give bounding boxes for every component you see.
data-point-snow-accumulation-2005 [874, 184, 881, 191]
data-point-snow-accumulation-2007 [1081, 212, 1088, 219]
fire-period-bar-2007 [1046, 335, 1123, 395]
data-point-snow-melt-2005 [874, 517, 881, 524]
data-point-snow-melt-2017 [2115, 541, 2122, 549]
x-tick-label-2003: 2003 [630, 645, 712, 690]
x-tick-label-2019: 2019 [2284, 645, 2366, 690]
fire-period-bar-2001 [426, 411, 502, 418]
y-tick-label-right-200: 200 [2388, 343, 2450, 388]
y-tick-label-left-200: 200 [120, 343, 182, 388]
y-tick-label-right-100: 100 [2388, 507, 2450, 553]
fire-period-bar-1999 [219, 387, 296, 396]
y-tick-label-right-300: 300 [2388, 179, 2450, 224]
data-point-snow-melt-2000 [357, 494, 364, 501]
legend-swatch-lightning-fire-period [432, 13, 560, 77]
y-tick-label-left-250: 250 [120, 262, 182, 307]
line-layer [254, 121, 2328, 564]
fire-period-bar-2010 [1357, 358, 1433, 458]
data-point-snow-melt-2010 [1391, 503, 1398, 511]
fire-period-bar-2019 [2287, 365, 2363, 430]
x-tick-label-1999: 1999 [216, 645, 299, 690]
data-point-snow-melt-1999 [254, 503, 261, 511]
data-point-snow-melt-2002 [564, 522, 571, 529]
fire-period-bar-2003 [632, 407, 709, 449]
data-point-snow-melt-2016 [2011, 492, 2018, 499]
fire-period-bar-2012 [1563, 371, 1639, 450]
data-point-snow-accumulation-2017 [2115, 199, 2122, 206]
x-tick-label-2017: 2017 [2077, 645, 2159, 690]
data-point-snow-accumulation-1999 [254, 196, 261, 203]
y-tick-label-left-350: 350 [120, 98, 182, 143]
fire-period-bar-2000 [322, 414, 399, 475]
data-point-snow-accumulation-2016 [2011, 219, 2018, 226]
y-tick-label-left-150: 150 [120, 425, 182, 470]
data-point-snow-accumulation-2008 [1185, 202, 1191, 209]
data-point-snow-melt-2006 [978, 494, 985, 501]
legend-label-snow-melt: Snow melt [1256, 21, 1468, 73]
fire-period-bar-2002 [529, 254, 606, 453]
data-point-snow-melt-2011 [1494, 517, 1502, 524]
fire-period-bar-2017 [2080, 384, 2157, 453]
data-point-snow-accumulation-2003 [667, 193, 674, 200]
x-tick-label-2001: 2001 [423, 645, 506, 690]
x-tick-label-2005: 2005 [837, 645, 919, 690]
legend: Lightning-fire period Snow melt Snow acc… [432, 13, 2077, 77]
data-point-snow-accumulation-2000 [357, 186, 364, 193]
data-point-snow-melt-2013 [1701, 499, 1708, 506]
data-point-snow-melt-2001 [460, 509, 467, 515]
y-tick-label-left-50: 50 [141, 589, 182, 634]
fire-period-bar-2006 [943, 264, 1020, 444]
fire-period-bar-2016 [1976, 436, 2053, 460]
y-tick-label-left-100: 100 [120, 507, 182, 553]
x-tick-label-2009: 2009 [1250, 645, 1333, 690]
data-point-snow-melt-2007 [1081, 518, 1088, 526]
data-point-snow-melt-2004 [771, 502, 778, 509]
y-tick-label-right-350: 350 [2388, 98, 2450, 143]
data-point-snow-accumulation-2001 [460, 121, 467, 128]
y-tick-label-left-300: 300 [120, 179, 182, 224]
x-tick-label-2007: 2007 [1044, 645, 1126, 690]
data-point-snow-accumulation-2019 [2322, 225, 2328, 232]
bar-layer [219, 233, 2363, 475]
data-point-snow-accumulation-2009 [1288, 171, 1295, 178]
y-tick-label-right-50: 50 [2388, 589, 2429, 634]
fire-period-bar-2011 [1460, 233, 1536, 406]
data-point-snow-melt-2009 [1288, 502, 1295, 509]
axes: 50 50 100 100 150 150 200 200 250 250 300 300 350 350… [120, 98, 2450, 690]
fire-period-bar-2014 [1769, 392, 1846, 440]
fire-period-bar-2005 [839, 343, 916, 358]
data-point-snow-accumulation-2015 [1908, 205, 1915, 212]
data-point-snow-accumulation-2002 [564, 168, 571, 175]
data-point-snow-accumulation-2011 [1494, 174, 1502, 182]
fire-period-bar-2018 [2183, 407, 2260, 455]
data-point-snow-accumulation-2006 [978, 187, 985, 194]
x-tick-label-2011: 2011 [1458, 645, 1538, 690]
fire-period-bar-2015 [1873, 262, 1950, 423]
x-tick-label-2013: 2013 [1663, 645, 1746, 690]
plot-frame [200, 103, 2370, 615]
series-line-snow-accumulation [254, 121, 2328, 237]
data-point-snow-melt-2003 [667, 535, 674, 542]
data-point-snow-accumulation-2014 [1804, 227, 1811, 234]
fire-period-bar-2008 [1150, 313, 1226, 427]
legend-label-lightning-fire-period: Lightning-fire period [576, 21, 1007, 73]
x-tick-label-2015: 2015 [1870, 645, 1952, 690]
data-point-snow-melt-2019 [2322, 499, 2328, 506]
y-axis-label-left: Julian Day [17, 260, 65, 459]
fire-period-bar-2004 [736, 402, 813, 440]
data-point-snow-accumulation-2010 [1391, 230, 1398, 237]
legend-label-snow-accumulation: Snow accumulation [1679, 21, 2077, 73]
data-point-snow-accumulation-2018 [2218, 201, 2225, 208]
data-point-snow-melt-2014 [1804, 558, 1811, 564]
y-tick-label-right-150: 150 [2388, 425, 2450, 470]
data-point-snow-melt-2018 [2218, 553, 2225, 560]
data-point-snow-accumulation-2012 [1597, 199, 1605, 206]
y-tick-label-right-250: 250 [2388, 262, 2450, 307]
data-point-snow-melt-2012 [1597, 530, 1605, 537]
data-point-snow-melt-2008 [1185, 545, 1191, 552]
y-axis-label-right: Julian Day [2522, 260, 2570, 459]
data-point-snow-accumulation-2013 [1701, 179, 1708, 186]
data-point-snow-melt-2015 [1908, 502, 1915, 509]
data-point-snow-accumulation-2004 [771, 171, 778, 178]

================

Render every line of the material above as a numbered list, leaving out any blank lines.

1. give bounding boxes for every component you see.
2. data-point-snow-accumulation-2005 [874, 184, 881, 191]
3. data-point-snow-accumulation-2007 [1081, 212, 1088, 219]
4. fire-period-bar-2007 [1046, 335, 1123, 395]
5. data-point-snow-melt-2005 [874, 517, 881, 524]
6. data-point-snow-melt-2017 [2115, 541, 2122, 549]
7. x-tick-label-2003: 2003 [630, 645, 712, 690]
8. x-tick-label-2019: 2019 [2284, 645, 2366, 690]
9. fire-period-bar-2001 [426, 411, 502, 418]
10. y-tick-label-right-200: 200 [2388, 343, 2450, 388]
11. y-tick-label-left-200: 200 [120, 343, 182, 388]
12. y-tick-label-right-100: 100 [2388, 507, 2450, 553]
13. fire-period-bar-1999 [219, 387, 296, 396]
14. y-tick-label-right-300: 300 [2388, 179, 2450, 224]
15. data-point-snow-melt-2000 [357, 494, 364, 501]
16. legend-swatch-lightning-fire-period [432, 13, 560, 77]
17. y-tick-label-left-250: 250 [120, 262, 182, 307]
18. line-layer [254, 121, 2328, 564]
19. fire-period-bar-2010 [1357, 358, 1433, 458]
20. data-point-snow-melt-2010 [1391, 503, 1398, 511]
21. fire-period-bar-2019 [2287, 365, 2363, 430]
22. x-tick-label-1999: 1999 [216, 645, 299, 690]
23. data-point-snow-melt-1999 [254, 503, 261, 511]
24. data-point-snow-melt-2002 [564, 522, 571, 529]
25. fire-period-bar-2003 [632, 407, 709, 449]
26. data-point-snow-melt-2016 [2011, 492, 2018, 499]
27. fire-period-bar-2012 [1563, 371, 1639, 450]
28. data-point-snow-accumulation-2017 [2115, 199, 2122, 206]
29. x-tick-label-2017: 2017 [2077, 645, 2159, 690]
30. data-point-snow-accumulation-1999 [254, 196, 261, 203]
31. y-tick-label-left-350: 350 [120, 98, 182, 143]
32. fire-period-bar-2000 [322, 414, 399, 475]
33. data-point-snow-accumulation-2016 [2011, 219, 2018, 226]
34. y-tick-label-left-150: 150 [120, 425, 182, 470]
35. data-point-snow-accumulation-2008 [1185, 202, 1191, 209]
36. data-point-snow-melt-2006 [978, 494, 985, 501]
37. legend-label-snow-melt: Snow melt [1256, 21, 1468, 73]
38. fire-period-bar-2002 [529, 254, 606, 453]
39. data-point-snow-melt-2011 [1494, 517, 1502, 524]
40. fire-period-bar-2017 [2080, 384, 2157, 453]
41. data-point-snow-accumulation-2003 [667, 193, 674, 200]
42. x-tick-label-2001: 2001 [423, 645, 506, 690]
43. x-tick-label-2005: 2005 [837, 645, 919, 690]
44. legend: Lightning-fire period Snow melt Snow acc… [432, 13, 2077, 77]
45. data-point-snow-accumulation-2000 [357, 186, 364, 193]
46. data-point-snow-melt-2013 [1701, 499, 1708, 506]
47. data-point-snow-melt-2001 [460, 509, 467, 515]
48. y-tick-label-left-50: 50 [141, 589, 182, 634]
49. fire-period-bar-2006 [943, 264, 1020, 444]
50. fire-period-bar-2016 [1976, 436, 2053, 460]
51. y-tick-label-left-100: 100 [120, 507, 182, 553]
52. x-tick-label-2009: 2009 [1250, 645, 1333, 690]
53. data-point-snow-melt-2007 [1081, 518, 1088, 526]
54. data-point-snow-melt-2004 [771, 502, 778, 509]
55. y-tick-label-right-350: 350 [2388, 98, 2450, 143]
56. data-point-snow-accumulation-2001 [460, 121, 467, 128]
57. y-tick-label-left-300: 300 [120, 179, 182, 224]
58. x-tick-label-2007: 2007 [1044, 645, 1126, 690]
59. data-point-snow-accumulation-2019 [2322, 225, 2328, 232]
60. bar-layer [219, 233, 2363, 475]
61. data-point-snow-accumulation-2009 [1288, 171, 1295, 178]
62. y-tick-label-right-50: 50 [2388, 589, 2429, 634]
63. fire-period-bar-2011 [1460, 233, 1536, 406]
64. data-point-snow-melt-2009 [1288, 502, 1295, 509]
65. axes: 50 50 100 100 150 150 200 200 250 250 300 300 350 350… [120, 98, 2450, 690]
66. fire-period-bar-2014 [1769, 392, 1846, 440]
67. fire-period-bar-2005 [839, 343, 916, 358]
68. data-point-snow-accumulation-2015 [1908, 205, 1915, 212]
69. data-point-snow-accumulation-2002 [564, 168, 571, 175]
70. data-point-snow-accumulation-2011 [1494, 174, 1502, 182]
71. fire-period-bar-2018 [2183, 407, 2260, 455]
72. data-point-snow-accumulation-2006 [978, 187, 985, 194]
73. x-tick-label-2011: 2011 [1458, 645, 1538, 690]
74. fire-period-bar-2015 [1873, 262, 1950, 423]
75. x-tick-label-2013: 2013 [1663, 645, 1746, 690]
76. plot-frame [200, 103, 2370, 615]
77. series-line-snow-accumulation [254, 121, 2328, 237]
78. data-point-snow-melt-2003 [667, 535, 674, 542]
79. data-point-snow-accumulation-2014 [1804, 227, 1811, 234]
80. fire-period-bar-2008 [1150, 313, 1226, 427]
81. legend-label-lightning-fire-period: Lightning-fire period [576, 21, 1007, 73]
82. x-tick-label-2015: 2015 [1870, 645, 1952, 690]
83. data-point-snow-melt-2019 [2322, 499, 2328, 506]
84. y-axis-label-left: Julian Day [17, 260, 65, 459]
85. fire-period-bar-2004 [736, 402, 813, 440]
86. data-point-snow-accumulation-2010 [1391, 230, 1398, 237]
87. legend-label-snow-accumulation: Snow accumulation [1679, 21, 2077, 73]
88. data-point-snow-accumulation-2018 [2218, 201, 2225, 208]
89. data-point-snow-melt-2014 [1804, 558, 1811, 564]
90. y-tick-label-right-150: 150 [2388, 425, 2450, 470]
91. data-point-snow-melt-2018 [2218, 553, 2225, 560]
92. data-point-snow-accumulation-2012 [1597, 199, 1605, 206]
93. y-tick-label-right-250: 250 [2388, 262, 2450, 307]
94. data-point-snow-melt-2012 [1597, 530, 1605, 537]
95. data-point-snow-melt-2008 [1185, 545, 1191, 552]
96. y-axis-label-right: Julian Day [2522, 260, 2570, 459]
97. data-point-snow-accumulation-2013 [1701, 179, 1708, 186]
98. data-point-snow-melt-2015 [1908, 502, 1915, 509]
99. data-point-snow-accumulation-2004 [771, 171, 778, 178]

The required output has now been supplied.